[Extracted records]

_ _ _ _ _ _ _

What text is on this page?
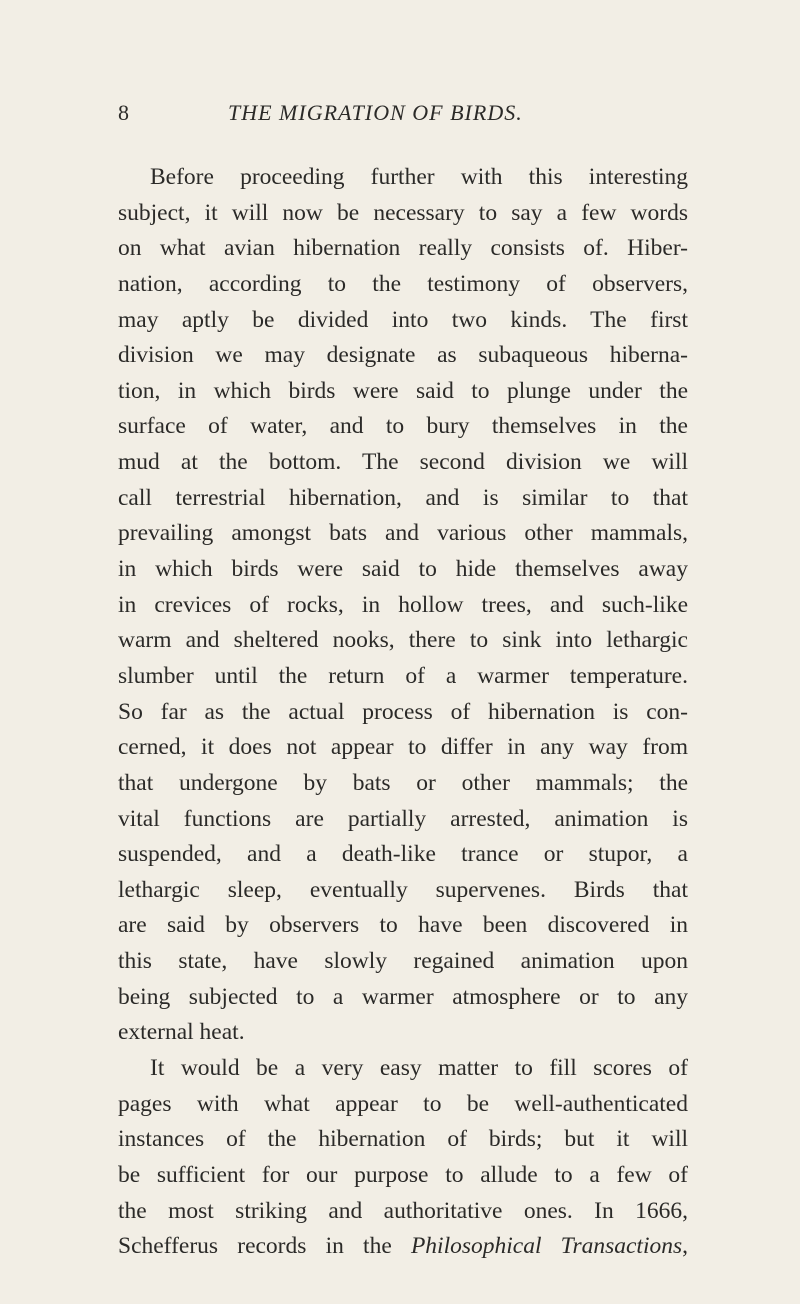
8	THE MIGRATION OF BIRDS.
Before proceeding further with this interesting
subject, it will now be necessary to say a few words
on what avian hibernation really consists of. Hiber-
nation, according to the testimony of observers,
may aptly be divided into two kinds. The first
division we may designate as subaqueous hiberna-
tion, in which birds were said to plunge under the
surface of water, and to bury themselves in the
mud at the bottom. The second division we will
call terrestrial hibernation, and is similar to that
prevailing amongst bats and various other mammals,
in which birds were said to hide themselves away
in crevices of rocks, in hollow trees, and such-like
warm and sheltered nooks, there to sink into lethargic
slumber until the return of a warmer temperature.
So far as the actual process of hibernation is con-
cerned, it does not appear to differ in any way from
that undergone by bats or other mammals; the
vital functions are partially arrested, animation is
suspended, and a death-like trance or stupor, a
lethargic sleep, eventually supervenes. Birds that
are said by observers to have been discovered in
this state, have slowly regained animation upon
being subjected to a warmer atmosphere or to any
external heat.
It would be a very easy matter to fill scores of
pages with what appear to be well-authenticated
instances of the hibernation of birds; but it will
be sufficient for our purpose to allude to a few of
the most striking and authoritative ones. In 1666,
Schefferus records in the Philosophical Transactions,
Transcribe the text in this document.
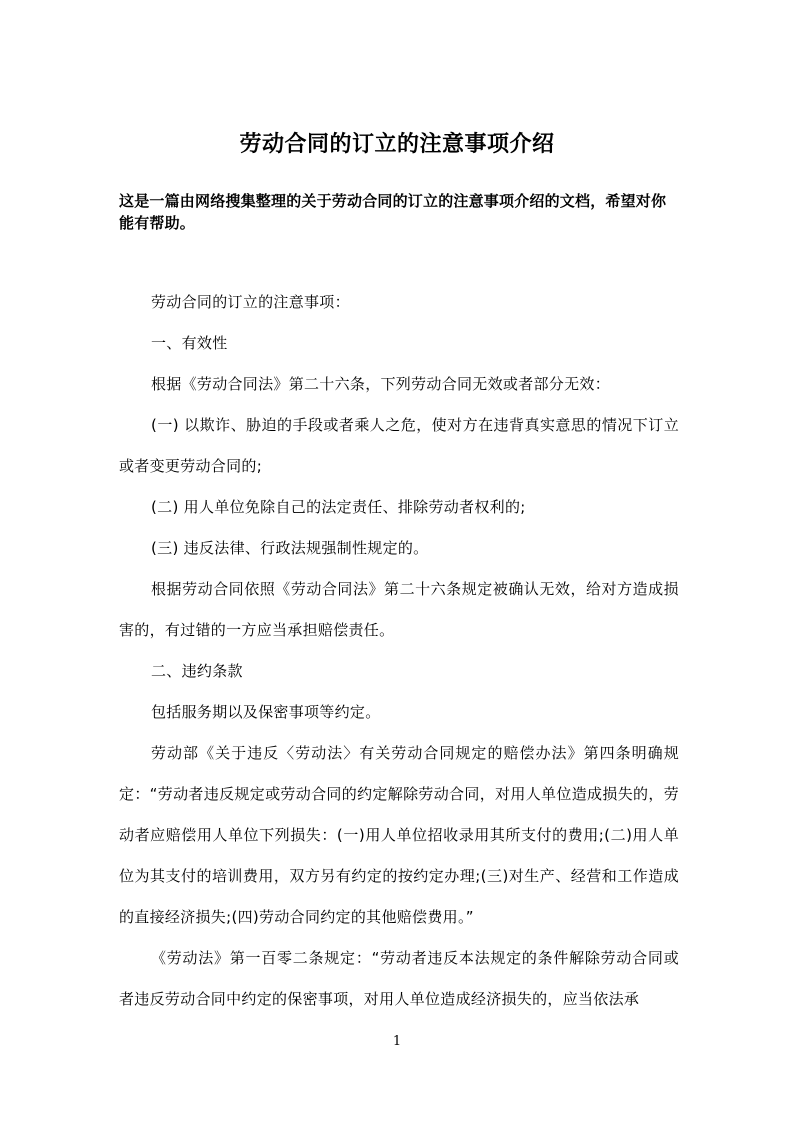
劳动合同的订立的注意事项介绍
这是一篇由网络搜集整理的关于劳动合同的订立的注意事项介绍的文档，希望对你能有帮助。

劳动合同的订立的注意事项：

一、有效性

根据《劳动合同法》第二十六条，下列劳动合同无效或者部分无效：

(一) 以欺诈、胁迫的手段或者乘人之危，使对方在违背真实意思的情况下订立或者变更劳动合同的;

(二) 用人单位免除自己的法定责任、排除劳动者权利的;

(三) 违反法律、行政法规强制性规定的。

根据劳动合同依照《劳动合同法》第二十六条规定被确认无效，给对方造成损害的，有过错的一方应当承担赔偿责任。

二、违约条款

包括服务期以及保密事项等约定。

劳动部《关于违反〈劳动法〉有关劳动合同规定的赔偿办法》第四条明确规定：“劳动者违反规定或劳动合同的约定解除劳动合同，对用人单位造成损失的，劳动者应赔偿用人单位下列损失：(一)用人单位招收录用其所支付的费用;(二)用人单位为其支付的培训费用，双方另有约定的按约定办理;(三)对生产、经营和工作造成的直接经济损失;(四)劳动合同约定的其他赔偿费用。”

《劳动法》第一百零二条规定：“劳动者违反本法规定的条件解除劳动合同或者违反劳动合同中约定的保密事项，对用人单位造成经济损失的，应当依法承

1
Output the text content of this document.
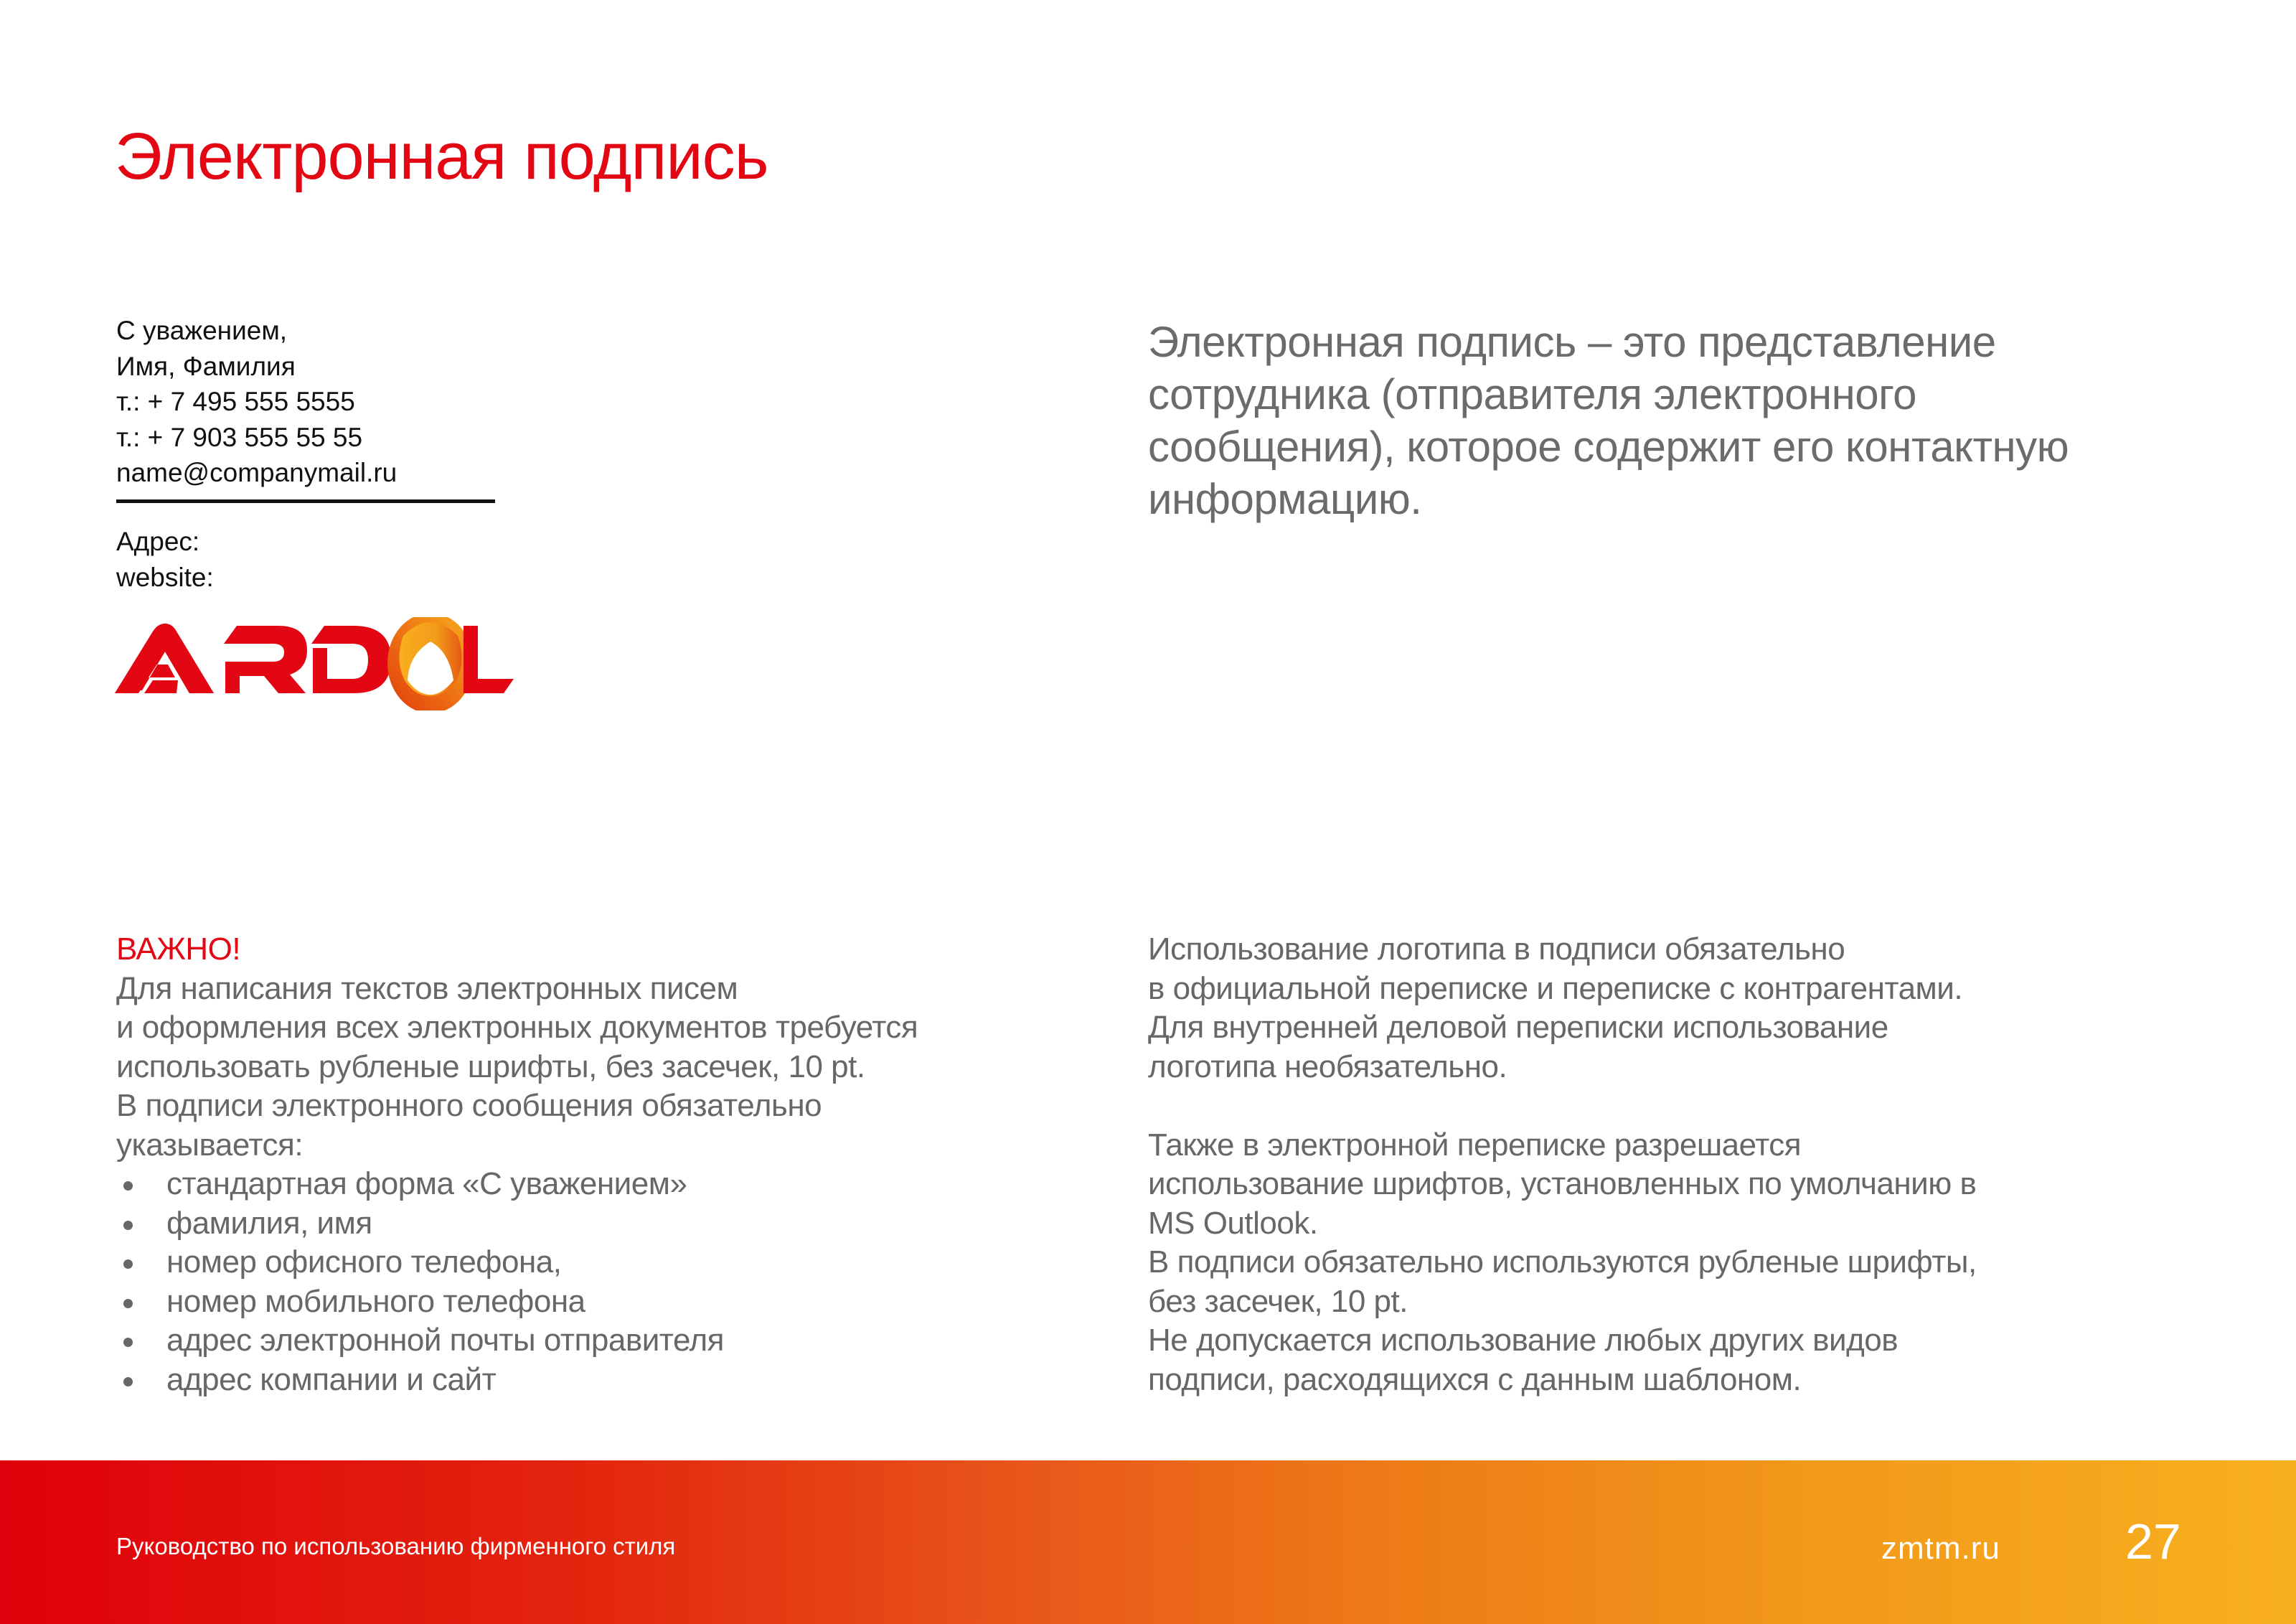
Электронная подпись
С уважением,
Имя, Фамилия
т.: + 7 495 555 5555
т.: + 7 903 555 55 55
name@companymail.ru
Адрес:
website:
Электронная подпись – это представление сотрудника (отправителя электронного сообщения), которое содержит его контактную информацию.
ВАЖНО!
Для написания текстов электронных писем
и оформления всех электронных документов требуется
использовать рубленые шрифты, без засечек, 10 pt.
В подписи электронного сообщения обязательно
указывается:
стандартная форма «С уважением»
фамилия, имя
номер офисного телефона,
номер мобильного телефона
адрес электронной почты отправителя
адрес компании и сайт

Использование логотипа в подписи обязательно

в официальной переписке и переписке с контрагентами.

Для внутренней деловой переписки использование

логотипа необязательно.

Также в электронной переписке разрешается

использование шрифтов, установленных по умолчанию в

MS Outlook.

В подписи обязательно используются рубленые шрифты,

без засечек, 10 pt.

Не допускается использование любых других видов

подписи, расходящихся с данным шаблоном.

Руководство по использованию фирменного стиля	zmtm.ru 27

_ _ _ _ _ _ _

◆ DIRECTIONS FOR THIS TASK ◆
Filter for "hibernation". Return all lines that hold it.

◆ EXERCISE ANSWER ◆
on what avian hibernation really consists of. Hiber-
call terrestrial hibernation, and is similar to that
So far as the actual process of hibernation is con-
instances of the hibernation of birds; but it will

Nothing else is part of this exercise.